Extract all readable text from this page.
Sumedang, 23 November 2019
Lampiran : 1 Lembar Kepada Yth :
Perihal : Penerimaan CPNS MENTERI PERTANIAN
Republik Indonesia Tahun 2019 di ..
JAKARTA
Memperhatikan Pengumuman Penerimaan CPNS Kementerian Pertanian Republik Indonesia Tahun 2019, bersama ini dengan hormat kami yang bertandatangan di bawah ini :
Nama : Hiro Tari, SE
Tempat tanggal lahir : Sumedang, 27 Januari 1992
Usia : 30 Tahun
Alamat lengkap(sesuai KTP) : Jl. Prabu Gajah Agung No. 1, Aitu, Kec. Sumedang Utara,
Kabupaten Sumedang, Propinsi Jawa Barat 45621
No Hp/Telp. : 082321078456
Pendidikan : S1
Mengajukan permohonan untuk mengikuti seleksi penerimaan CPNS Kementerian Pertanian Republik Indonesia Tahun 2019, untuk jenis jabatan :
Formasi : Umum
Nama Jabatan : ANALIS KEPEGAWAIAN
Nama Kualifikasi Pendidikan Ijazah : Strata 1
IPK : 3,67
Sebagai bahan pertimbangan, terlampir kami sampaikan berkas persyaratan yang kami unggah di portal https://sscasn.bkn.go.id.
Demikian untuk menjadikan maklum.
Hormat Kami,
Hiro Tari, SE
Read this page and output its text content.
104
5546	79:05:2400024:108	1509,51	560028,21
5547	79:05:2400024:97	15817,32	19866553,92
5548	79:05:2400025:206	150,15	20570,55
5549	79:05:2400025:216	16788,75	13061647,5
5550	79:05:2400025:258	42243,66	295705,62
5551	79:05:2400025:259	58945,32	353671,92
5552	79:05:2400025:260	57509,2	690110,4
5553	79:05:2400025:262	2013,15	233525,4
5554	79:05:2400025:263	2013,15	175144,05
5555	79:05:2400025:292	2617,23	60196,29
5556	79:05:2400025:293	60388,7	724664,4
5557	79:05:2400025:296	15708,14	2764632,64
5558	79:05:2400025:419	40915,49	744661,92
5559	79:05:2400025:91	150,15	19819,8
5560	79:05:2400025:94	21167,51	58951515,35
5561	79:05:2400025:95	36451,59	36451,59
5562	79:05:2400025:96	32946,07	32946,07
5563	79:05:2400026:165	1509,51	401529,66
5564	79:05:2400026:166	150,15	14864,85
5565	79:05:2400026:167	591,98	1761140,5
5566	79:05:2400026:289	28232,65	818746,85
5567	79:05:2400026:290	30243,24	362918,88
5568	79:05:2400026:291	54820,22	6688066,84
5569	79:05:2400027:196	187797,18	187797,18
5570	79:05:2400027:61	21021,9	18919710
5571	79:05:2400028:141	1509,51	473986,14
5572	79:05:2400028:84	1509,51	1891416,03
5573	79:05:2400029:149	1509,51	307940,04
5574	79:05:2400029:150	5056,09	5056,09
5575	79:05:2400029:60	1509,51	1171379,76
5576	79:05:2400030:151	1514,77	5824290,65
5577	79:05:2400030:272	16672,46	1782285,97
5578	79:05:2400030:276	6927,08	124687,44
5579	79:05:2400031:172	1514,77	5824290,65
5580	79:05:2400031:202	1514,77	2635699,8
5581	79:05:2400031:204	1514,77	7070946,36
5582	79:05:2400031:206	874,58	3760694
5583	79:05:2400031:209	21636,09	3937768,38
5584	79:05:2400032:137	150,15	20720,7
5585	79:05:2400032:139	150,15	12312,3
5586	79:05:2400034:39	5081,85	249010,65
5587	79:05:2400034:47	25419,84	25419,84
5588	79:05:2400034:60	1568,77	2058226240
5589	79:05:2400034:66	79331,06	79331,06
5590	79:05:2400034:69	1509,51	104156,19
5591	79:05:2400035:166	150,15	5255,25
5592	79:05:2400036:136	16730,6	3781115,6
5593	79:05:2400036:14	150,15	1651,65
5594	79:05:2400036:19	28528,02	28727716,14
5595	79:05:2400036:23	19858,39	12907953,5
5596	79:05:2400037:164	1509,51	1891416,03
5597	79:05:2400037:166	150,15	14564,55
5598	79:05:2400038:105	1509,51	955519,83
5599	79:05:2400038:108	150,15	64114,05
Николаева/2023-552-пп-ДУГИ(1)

What you should do: Only a number is wanted: how many lines above include "CPNS"?

The output: 3